→ Supplied material

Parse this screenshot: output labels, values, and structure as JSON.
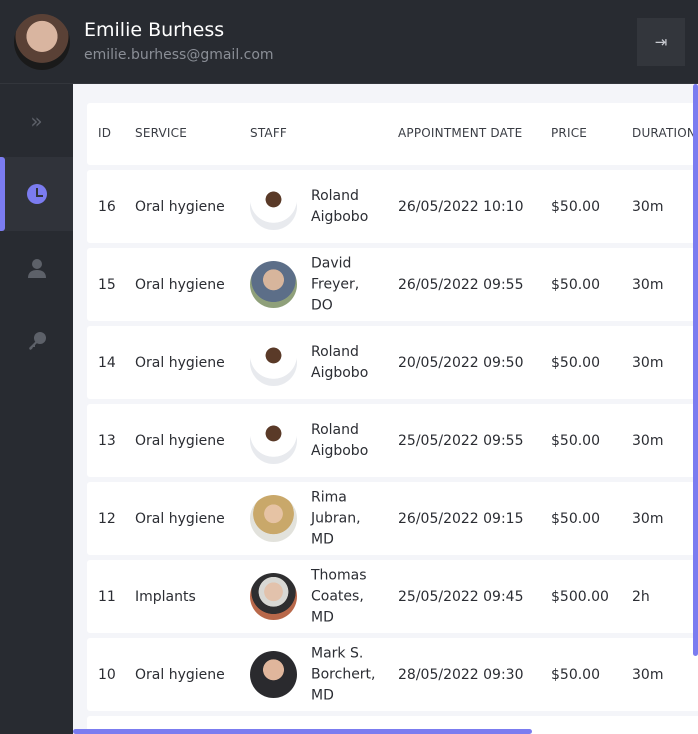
{
  "user": {
    "name": "Emilie Burhess",
    "email": "emilie.burhess@gmail.com"
  },
  "sidebar": {
    "items": [
      {
        "icon": "chevron-double-right-icon"
      },
      {
        "icon": "clock-icon",
        "active": true
      },
      {
        "icon": "user-icon"
      },
      {
        "icon": "key-icon"
      }
    ]
  },
  "accent": "#7b7cf0",
  "table": {
    "headers": [
      "ID",
      "SERVICE",
      "STAFF",
      "APPOINTMENT DATE",
      "PRICE",
      "DURATION"
    ],
    "rows": [
      {
        "id": "16",
        "service": "Oral hygiene",
        "staff": [
          "Roland",
          "Aigbobo"
        ],
        "date": "26/05/2022 10:10",
        "price": "$50.00",
        "duration": "30m"
      },
      {
        "id": "15",
        "service": "Oral hygiene",
        "staff": [
          "David",
          "Freyer,",
          "DO"
        ],
        "date": "26/05/2022 09:55",
        "price": "$50.00",
        "duration": "30m"
      },
      {
        "id": "14",
        "service": "Oral hygiene",
        "staff": [
          "Roland",
          "Aigbobo"
        ],
        "date": "20/05/2022 09:50",
        "price": "$50.00",
        "duration": "30m"
      },
      {
        "id": "13",
        "service": "Oral hygiene",
        "staff": [
          "Roland",
          "Aigbobo"
        ],
        "date": "25/05/2022 09:55",
        "price": "$50.00",
        "duration": "30m"
      },
      {
        "id": "12",
        "service": "Oral hygiene",
        "staff": [
          "Rima",
          "Jubran,",
          "MD"
        ],
        "date": "26/05/2022 09:15",
        "price": "$50.00",
        "duration": "30m"
      },
      {
        "id": "11",
        "service": "Implants",
        "staff": [
          "Thomas",
          "Coates,",
          "MD"
        ],
        "date": "25/05/2022 09:45",
        "price": "$500.00",
        "duration": "2h"
      },
      {
        "id": "10",
        "service": "Oral hygiene",
        "staff": [
          "Mark S.",
          "Borchert,",
          "MD"
        ],
        "date": "28/05/2022 09:30",
        "price": "$50.00",
        "duration": "30m"
      }
    ]
  }
}
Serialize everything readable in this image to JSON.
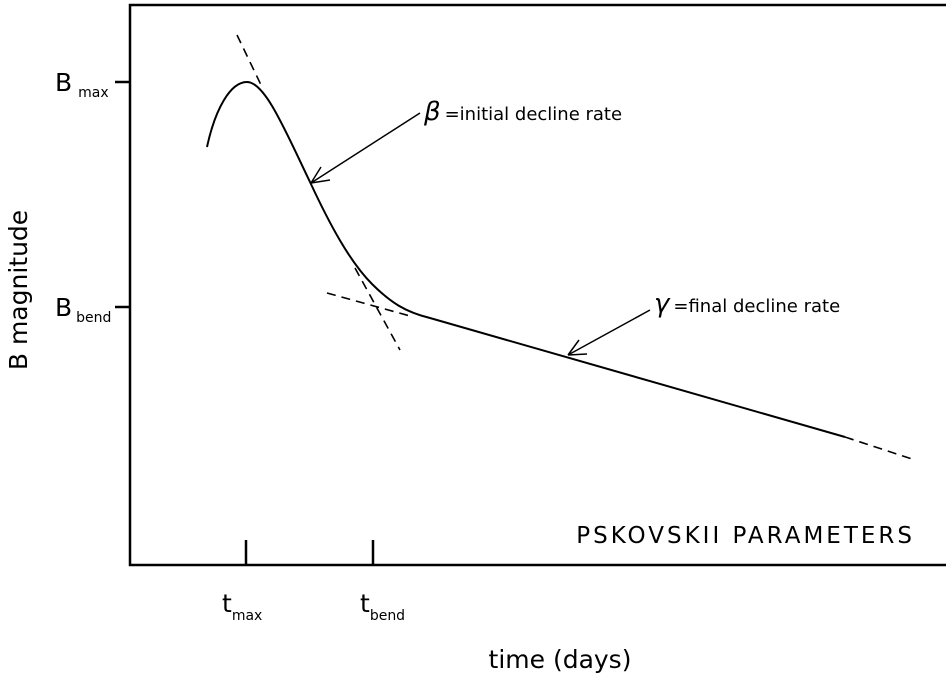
{
  "title": "PSKOVSKII PARAMETERS",
  "x_axis": {
    "label": "time (days)",
    "ticks": [
      {
        "symbol": "t",
        "subscript": "max"
      },
      {
        "symbol": "t",
        "subscript": "bend"
      }
    ]
  },
  "y_axis": {
    "label": "B magnitude",
    "ticks": [
      {
        "symbol": "B",
        "subscript": "max"
      },
      {
        "symbol": "B",
        "subscript": "bend"
      }
    ]
  },
  "annotations": [
    {
      "symbol": "β",
      "text": "=initial decline rate"
    },
    {
      "symbol": "γ",
      "text": "=final decline rate"
    }
  ]
}
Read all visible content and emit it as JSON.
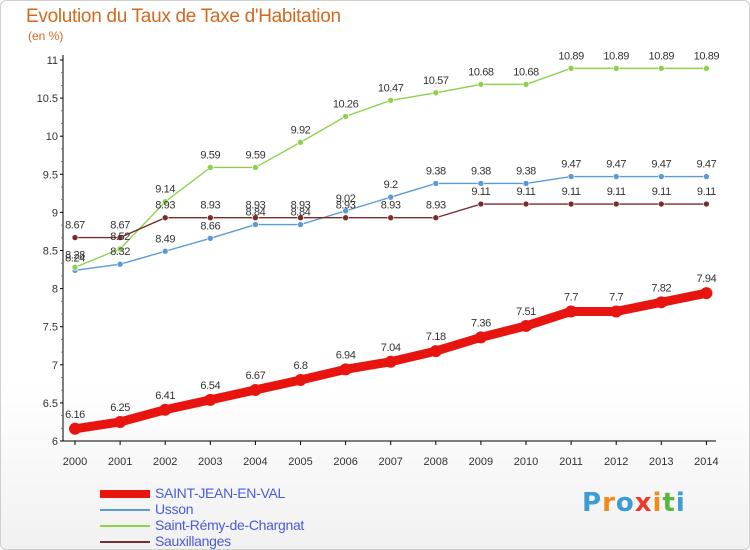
{
  "title": "Evolution du Taux de Taxe d'Habitation",
  "subtitle": "(en %)",
  "logo": {
    "text": "Proxiti",
    "colors": [
      "#3b9cd8",
      "#f08a1c",
      "#3b9cd8",
      "#e63b2e",
      "#f08a1c",
      "#5bb83c",
      "#3b9cd8"
    ]
  },
  "chart_data": {
    "type": "line",
    "title": "Evolution du Taux de Taxe d'Habitation",
    "ylabel": "(en %)",
    "xlabel": "",
    "ylim": [
      6,
      11
    ],
    "yticks": [
      6,
      6.5,
      7,
      7.5,
      8,
      8.5,
      9,
      9.5,
      10,
      10.5,
      11
    ],
    "ytick_labels": [
      "6",
      "6.5",
      "7",
      "7.5",
      "8",
      "8.5",
      "9",
      "9.5",
      "10",
      "10.5",
      "11"
    ],
    "categories": [
      "2000",
      "2001",
      "2002",
      "2003",
      "2004",
      "2005",
      "2006",
      "2007",
      "2008",
      "2009",
      "2010",
      "2011",
      "2012",
      "2013",
      "2014"
    ],
    "grid": false,
    "legend_position": "bottom-left",
    "series": [
      {
        "name": "SAINT-JEAN-EN-VAL",
        "color": "#e8140f",
        "bold": true,
        "values": [
          6.16,
          6.25,
          6.41,
          6.54,
          6.67,
          6.8,
          6.94,
          7.04,
          7.18,
          7.36,
          7.51,
          7.7,
          7.7,
          7.82,
          7.94
        ],
        "labels": [
          "6.16",
          "6.25",
          "6.41",
          "6.54",
          "6.67",
          "6.8",
          "6.94",
          "7.04",
          "7.18",
          "7.36",
          "7.51",
          "7.7",
          "7.7",
          "7.82",
          "7.94"
        ]
      },
      {
        "name": "Usson",
        "color": "#5b9bd5",
        "values": [
          8.24,
          8.32,
          8.49,
          8.66,
          8.84,
          8.84,
          9.02,
          9.2,
          9.38,
          9.38,
          9.38,
          9.47,
          9.47,
          9.47,
          9.47
        ],
        "labels": [
          "8.24",
          "8.32",
          "8.49",
          "8.66",
          "8.84",
          "8.84",
          "9.02",
          "9.2",
          "9.38",
          "9.38",
          "9.38",
          "9.47",
          "9.47",
          "9.47",
          "9.47"
        ]
      },
      {
        "name": "Saint-Rémy-de-Chargnat",
        "color": "#8fd14f",
        "values": [
          8.28,
          8.52,
          9.14,
          9.59,
          9.59,
          9.92,
          10.26,
          10.47,
          10.57,
          10.68,
          10.68,
          10.89,
          10.89,
          10.89,
          10.89
        ],
        "labels": [
          "8.28",
          "8.52",
          "9.14",
          "9.59",
          "9.59",
          "9.92",
          "10.26",
          "10.47",
          "10.57",
          "10.68",
          "10.68",
          "10.89",
          "10.89",
          "10.89",
          "10.89"
        ]
      },
      {
        "name": "Sauxillanges",
        "color": "#7a2c2c",
        "values": [
          8.67,
          8.67,
          8.93,
          8.93,
          8.93,
          8.93,
          8.93,
          8.93,
          8.93,
          9.11,
          9.11,
          9.11,
          9.11,
          9.11,
          9.11
        ],
        "labels": [
          "8.67",
          "8.67",
          "8.93",
          "8.93",
          "8.93",
          "8.93",
          "8.93",
          "8.93",
          "8.93",
          "9.11",
          "9.11",
          "9.11",
          "9.11",
          "9.11",
          "9.11"
        ]
      }
    ]
  }
}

→ Instructions to follow
Among the records above, how many lines carry the string "Taxe"? Reply with the number alone.

→ Task solution
2